Instruction – Repeat each line word for word.
start Listing
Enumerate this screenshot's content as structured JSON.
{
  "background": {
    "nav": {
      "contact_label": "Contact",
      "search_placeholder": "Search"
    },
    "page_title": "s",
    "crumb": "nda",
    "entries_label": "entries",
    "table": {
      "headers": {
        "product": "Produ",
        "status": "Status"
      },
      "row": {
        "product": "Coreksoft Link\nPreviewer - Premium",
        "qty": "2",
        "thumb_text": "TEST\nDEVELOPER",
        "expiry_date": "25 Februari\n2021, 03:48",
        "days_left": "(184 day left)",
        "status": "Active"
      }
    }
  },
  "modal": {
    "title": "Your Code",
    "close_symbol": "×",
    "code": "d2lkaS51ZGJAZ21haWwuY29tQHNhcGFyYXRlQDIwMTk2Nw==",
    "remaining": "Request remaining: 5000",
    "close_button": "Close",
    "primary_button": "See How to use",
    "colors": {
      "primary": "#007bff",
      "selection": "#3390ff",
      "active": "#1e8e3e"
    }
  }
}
end Listing
Exercise result –
Enumerate this screenshot's content as structured JSON.
{
  "background": {
    "nav": {
      "contact_label": "Contact",
      "search_placeholder": "Search"
    },
    "page_title": "s",
    "crumb": "nda",
    "entries_label": "entries",
    "table": {
      "headers": {
        "product": "Produ",
        "status": "Status"
      },
      "row": {
        "product": "Coreksoft Link\nPreviewer - Premium",
        "qty": "2",
        "thumb_text": "TEST\nDEVELOPER",
        "expiry_date": "25 Februari\n2021, 03:48",
        "days_left": "(184 day left)",
        "status": "Active"
      }
    }
  },
  "modal": {
    "title": "Your Code",
    "close_symbol": "×",
    "code": "d2lkaS51ZGJAZ21haWwuY29tQHNhcGFyYXRlQDIwMTk2Nw==",
    "remaining": "Request remaining: 5000",
    "close_button": "Close",
    "primary_button": "See How to use",
    "colors": {
      "primary": "#007bff",
      "selection": "#3390ff",
      "active": "#1e8e3e"
    }
  }
}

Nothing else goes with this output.